## Excerpted data:

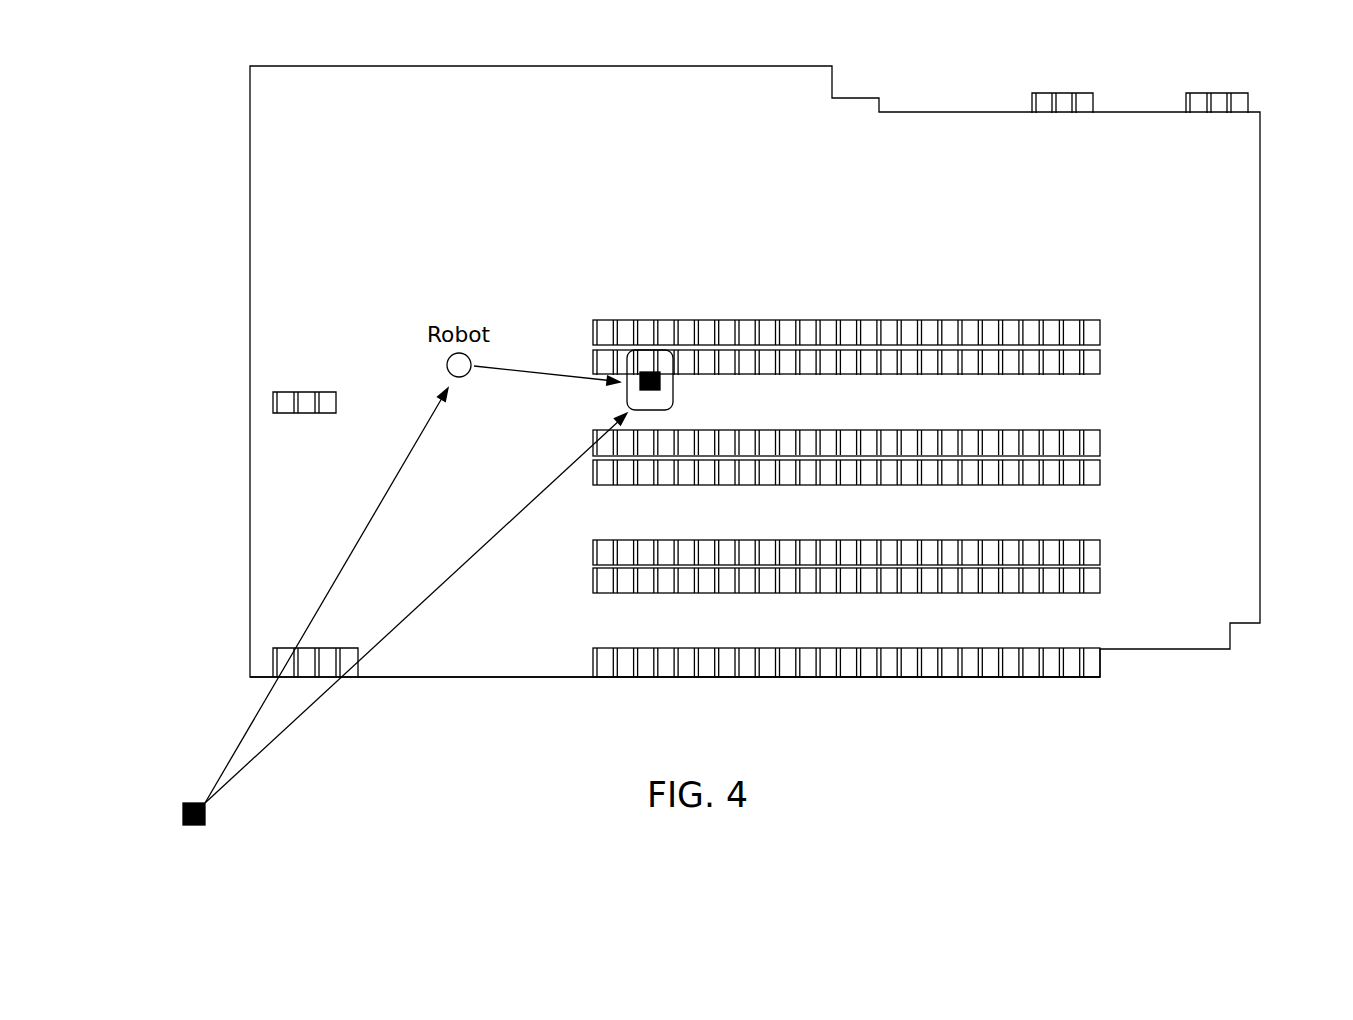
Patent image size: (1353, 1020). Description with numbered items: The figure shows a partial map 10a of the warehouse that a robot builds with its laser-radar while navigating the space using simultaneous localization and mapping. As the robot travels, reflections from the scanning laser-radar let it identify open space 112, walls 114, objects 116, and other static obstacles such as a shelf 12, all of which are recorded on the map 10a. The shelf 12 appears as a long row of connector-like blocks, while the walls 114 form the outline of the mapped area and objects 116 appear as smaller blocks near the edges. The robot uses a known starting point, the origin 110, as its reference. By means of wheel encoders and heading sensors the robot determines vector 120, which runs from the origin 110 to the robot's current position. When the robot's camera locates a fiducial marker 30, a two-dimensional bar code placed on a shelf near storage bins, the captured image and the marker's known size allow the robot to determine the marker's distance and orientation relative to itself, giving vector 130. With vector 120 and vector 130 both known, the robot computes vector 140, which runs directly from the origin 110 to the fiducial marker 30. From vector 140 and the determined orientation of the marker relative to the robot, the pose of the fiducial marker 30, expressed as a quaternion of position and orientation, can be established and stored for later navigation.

The map 10a is at (737, 211).
The shelf 12 is at (884, 332).
The open space 112 is at (990, 416).
The walls 114 is at (516, 680).
The objects 116 is at (305, 392).
The fiducial marker 30 is at (627, 400).
The vector 130 is at (547, 356).
The vector 120 is at (367, 527).
The vector 140 is at (458, 570).
The origin 110 is at (183, 815).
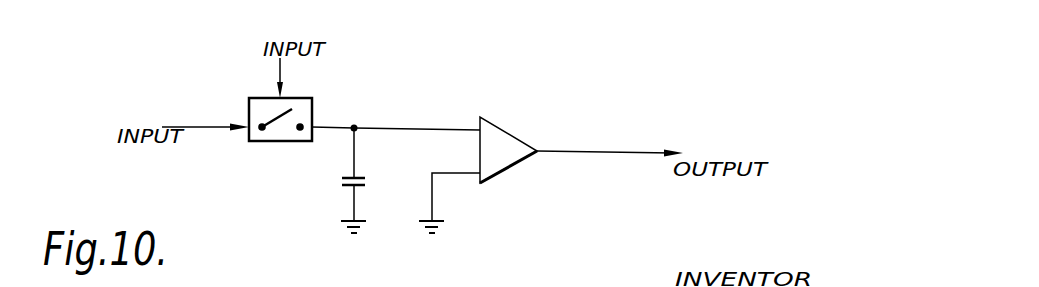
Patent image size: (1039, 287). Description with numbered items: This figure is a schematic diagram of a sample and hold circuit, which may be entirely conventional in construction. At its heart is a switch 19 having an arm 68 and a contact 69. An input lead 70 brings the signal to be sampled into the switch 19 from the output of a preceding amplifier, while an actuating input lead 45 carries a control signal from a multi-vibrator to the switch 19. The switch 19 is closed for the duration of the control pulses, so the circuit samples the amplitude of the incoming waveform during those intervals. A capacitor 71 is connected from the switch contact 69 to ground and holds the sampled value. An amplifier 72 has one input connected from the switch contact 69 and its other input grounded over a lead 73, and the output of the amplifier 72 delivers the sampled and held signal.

The switch 19 is at (288, 128).
The actuating input lead 45 is at (281, 67).
The arm 68 is at (268, 121).
The contact 69 is at (293, 142).
The input lead 70 is at (195, 120).
The capacitor 71 is at (343, 182).
The amplifier 72 is at (507, 131).
The lead 73 is at (447, 174).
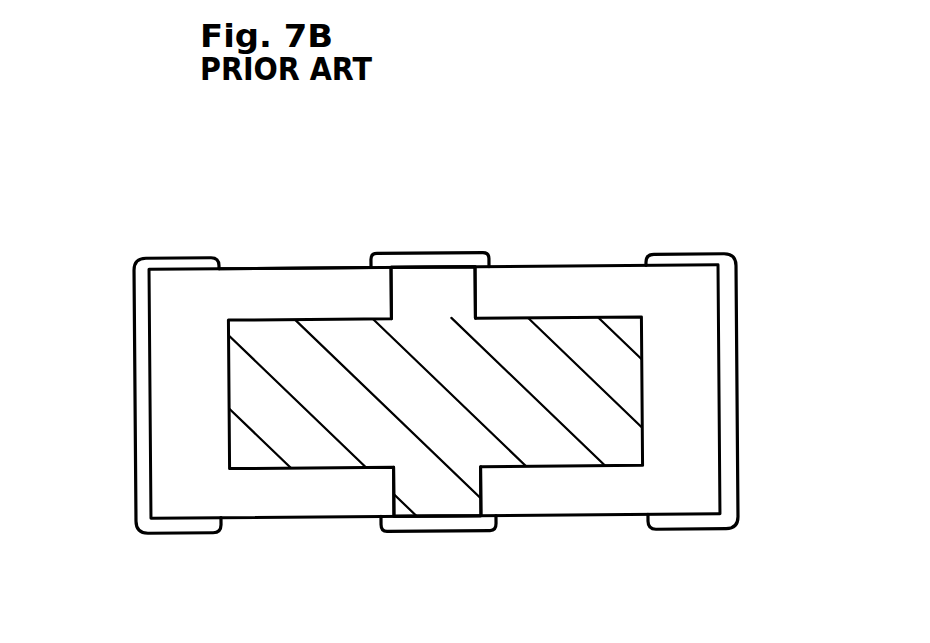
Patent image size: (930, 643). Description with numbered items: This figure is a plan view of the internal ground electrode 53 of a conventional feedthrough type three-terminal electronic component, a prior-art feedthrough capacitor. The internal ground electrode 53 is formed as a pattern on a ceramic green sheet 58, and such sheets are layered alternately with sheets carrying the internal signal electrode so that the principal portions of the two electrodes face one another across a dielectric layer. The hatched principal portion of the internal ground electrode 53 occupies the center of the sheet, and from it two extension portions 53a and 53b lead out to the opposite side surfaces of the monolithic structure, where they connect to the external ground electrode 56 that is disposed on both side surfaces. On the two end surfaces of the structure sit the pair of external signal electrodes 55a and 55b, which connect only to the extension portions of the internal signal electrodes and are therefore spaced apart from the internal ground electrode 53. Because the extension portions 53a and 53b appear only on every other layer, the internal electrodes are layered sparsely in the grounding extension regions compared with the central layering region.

## The exercise:
Rewrite every one of the records above with "Patent image size" renamed to "Drawing size" and everything else left unchanged. Leave the pictures out of your answer.

## Response to this exercise:
Drawing size: (1353, 1020). Description with numbered items: The figure shows a partial map 10a of the warehouse that a robot builds with its laser-radar while navigating the space using simultaneous localization and mapping. As the robot travels, reflections from the scanning laser-radar let it identify open space 112, walls 114, objects 116, and other static obstacles such as a shelf 12, all of which are recorded on the map 10a. The shelf 12 appears as a long row of connector-like blocks, while the walls 114 form the outline of the mapped area and objects 116 appear as smaller blocks near the edges. The robot uses a known starting point, the origin 110, as its reference. By means of wheel encoders and heading sensors the robot determines vector 120, which runs from the origin 110 to the robot's current position. When the robot's camera locates a fiducial marker 30, a two-dimensional bar code placed on a shelf near storage bins, the captured image and the marker's known size allow the robot to determine the marker's distance and orientation relative to itself, giving vector 130. With vector 120 and vector 130 both known, the robot computes vector 140, which runs directly from the origin 110 to the fiducial marker 30. From vector 140 and the determined orientation of the marker relative to the robot, the pose of the fiducial marker 30, expressed as a quaternion of position and orientation, can be established and stored for later navigation.

The map 10a is at (737, 211).
The shelf 12 is at (884, 332).
The open space 112 is at (990, 416).
The walls 114 is at (516, 680).
The objects 116 is at (305, 392).
The fiducial marker 30 is at (627, 400).
The vector 130 is at (547, 356).
The vector 120 is at (367, 527).
The vector 140 is at (458, 570).
The origin 110 is at (183, 815).
Drawing size: (1039, 287). Description with numbered items: This figure is a schematic diagram of a sample and hold circuit, which may be entirely conventional in construction. At its heart is a switch 19 having an arm 68 and a contact 69. An input lead 70 brings the signal to be sampled into the switch 19 from the output of a preceding amplifier, while an actuating input lead 45 carries a control signal from a multi-vibrator to the switch 19. The switch 19 is closed for the duration of the control pulses, so the circuit samples the amplitude of the incoming waveform during those intervals. A capacitor 71 is connected from the switch contact 69 to ground and holds the sampled value. An amplifier 72 has one input connected from the switch contact 69 and its other input grounded over a lead 73, and the output of the amplifier 72 delivers the sampled and held signal.

The switch 19 is at (288, 128).
The actuating input lead 45 is at (281, 67).
The arm 68 is at (268, 121).
The contact 69 is at (293, 142).
The input lead 70 is at (195, 120).
The capacitor 71 is at (343, 182).
The amplifier 72 is at (507, 131).
The lead 73 is at (447, 174).
Drawing size: (930, 643). Description with numbered items: This figure is a plan view of the internal ground electrode 53 of a conventional feedthrough type three-terminal electronic component, a prior-art feedthrough capacitor. The internal ground electrode 53 is formed as a pattern on a ceramic green sheet 58, and such sheets are layered alternately with sheets carrying the internal signal electrode so that the principal portions of the two electrodes face one another across a dielectric layer. The hatched principal portion of the internal ground electrode 53 occupies the center of the sheet, and from it two extension portions 53a and 53b lead out to the opposite side surfaces of the monolithic structure, where they connect to the external ground electrode 56 that is disposed on both side surfaces. On the two end surfaces of the structure sit the pair of external signal electrodes 55a and 55b, which connect only to the extension portions of the internal signal electrodes and are therefore spaced apart from the internal ground electrode 53. Because the extension portions 53a and 53b appear only on every other layer, the internal electrodes are layered sparsely in the grounding extension regions compared with the central layering region.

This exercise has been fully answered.